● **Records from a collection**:
-------------------------
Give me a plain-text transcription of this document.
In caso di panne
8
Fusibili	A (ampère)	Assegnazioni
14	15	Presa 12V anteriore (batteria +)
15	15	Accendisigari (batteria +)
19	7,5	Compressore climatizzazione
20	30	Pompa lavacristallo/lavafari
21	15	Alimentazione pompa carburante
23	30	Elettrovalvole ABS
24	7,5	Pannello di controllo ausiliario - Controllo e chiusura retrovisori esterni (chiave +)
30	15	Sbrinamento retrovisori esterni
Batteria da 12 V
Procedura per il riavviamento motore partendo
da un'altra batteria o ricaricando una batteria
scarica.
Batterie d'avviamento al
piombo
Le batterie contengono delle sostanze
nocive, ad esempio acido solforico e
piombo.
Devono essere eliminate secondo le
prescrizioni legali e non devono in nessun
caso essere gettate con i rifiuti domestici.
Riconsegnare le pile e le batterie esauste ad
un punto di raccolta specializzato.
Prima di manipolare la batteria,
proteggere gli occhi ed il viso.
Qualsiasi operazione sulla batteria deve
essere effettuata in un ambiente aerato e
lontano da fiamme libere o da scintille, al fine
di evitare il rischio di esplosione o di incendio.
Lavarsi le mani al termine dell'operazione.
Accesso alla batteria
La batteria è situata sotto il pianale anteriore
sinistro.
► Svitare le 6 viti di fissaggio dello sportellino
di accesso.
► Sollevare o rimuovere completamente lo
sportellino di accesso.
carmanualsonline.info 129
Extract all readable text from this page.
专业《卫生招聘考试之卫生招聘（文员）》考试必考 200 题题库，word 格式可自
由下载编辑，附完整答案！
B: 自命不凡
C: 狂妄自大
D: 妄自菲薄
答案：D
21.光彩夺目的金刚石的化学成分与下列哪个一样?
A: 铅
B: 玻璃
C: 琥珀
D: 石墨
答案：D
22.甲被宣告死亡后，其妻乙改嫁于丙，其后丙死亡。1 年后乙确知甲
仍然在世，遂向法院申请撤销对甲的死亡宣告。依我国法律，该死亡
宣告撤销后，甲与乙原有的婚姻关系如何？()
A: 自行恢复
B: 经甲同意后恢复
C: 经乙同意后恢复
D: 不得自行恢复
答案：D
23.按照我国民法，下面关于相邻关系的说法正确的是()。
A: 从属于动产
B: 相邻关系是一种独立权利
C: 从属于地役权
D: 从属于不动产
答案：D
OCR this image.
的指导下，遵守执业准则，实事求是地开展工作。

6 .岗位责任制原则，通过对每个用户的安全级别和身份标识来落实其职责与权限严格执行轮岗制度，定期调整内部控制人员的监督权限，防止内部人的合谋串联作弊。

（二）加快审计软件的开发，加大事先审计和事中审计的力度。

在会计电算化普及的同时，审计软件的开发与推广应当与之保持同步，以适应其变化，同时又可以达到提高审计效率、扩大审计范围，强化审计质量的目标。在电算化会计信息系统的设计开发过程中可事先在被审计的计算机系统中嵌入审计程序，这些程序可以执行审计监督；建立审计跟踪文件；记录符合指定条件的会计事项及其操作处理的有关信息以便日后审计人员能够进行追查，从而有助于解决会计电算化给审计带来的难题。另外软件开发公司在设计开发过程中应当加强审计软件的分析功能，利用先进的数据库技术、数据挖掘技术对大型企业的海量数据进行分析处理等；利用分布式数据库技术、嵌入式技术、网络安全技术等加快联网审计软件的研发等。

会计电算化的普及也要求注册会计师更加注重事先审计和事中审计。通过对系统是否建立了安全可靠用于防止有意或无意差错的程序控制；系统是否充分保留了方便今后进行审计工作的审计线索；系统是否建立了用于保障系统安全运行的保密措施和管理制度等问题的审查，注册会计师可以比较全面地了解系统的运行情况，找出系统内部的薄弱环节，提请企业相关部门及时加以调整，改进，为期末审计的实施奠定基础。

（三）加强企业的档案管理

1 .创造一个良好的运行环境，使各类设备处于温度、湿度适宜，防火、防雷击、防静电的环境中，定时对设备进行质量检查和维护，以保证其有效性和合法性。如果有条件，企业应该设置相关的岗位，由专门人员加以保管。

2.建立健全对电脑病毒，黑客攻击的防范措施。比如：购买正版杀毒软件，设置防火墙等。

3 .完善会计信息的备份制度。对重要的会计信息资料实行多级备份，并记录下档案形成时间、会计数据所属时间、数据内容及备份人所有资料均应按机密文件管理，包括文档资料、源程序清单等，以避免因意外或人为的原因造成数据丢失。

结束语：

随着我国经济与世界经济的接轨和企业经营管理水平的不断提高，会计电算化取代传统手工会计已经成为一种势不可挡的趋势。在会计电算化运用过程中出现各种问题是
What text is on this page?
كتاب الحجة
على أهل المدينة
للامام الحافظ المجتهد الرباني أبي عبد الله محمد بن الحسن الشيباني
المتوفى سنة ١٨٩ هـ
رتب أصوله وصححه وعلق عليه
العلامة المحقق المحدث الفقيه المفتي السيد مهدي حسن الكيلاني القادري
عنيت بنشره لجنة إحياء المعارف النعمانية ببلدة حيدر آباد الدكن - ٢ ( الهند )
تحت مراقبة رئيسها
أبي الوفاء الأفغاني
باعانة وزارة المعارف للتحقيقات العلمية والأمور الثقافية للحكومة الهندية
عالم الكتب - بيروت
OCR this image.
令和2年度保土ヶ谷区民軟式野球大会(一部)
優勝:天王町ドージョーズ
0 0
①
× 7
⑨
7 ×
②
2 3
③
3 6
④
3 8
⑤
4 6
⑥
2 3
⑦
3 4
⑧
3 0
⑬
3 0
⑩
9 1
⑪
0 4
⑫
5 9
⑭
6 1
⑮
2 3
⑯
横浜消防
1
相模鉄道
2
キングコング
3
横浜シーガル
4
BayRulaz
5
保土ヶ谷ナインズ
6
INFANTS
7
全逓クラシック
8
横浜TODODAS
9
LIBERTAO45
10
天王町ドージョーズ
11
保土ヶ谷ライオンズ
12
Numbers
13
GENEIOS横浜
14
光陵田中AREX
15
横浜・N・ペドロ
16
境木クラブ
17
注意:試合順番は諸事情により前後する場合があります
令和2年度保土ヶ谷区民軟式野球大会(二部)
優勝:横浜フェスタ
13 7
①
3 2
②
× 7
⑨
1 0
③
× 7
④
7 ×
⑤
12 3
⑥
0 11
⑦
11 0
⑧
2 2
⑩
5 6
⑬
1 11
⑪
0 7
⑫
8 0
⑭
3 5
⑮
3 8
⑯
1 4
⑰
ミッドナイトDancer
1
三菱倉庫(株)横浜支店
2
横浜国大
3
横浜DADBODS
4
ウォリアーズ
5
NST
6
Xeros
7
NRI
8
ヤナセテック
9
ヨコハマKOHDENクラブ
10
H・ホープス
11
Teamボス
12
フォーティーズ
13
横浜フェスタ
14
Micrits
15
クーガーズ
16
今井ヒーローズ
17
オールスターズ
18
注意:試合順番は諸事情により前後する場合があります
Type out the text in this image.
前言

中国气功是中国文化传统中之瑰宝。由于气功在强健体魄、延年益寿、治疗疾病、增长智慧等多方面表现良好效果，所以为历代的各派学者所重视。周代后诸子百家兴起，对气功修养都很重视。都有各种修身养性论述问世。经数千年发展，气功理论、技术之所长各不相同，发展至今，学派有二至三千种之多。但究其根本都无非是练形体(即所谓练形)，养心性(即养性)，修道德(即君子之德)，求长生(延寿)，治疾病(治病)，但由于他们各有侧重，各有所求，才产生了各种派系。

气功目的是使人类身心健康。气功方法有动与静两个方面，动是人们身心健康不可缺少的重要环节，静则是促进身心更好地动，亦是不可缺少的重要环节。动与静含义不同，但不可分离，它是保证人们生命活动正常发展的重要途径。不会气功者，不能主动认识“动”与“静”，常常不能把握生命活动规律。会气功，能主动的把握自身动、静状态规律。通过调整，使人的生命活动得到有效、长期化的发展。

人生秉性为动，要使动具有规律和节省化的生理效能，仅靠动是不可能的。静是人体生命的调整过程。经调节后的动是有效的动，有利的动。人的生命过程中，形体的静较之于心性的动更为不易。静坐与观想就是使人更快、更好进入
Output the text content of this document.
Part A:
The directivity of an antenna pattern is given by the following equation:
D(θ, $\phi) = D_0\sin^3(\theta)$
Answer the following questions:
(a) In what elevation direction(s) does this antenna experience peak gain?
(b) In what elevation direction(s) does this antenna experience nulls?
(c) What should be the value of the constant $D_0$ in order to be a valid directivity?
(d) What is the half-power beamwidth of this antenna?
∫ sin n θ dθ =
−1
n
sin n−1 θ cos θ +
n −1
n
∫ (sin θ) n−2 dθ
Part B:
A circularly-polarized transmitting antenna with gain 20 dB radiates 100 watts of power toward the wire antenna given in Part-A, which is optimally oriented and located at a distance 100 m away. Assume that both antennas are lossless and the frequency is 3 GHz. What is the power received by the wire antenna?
-------------------------
● **Problem description**:
Only the lines from the one that contains "Output the text content of this document." to the end of the entries above should be given again, exactly and in full.

● **Task response**:
Output the text content of this document.
Part A:
The directivity of an antenna pattern is given by the following equation:
D(θ, $\phi) = D_0\sin^3(\theta)$
Answer the following questions:
(a) In what elevation direction(s) does this antenna experience peak gain?
(b) In what elevation direction(s) does this antenna experience nulls?
(c) What should be the value of the constant $D_0$ in order to be a valid directivity?
(d) What is the half-power beamwidth of this antenna?
∫ sin n θ dθ =
−1
n
sin n−1 θ cos θ +
n −1
n
∫ (sin θ) n−2 dθ
Part B:
A circularly-polarized transmitting antenna with gain 20 dB radiates 100 watts of power toward the wire antenna given in Part-A, which is optimally oriented and located at a distance 100 m away. Assume that both antennas are lossless and the frequency is 3 GHz. What is the power received by the wire antenna?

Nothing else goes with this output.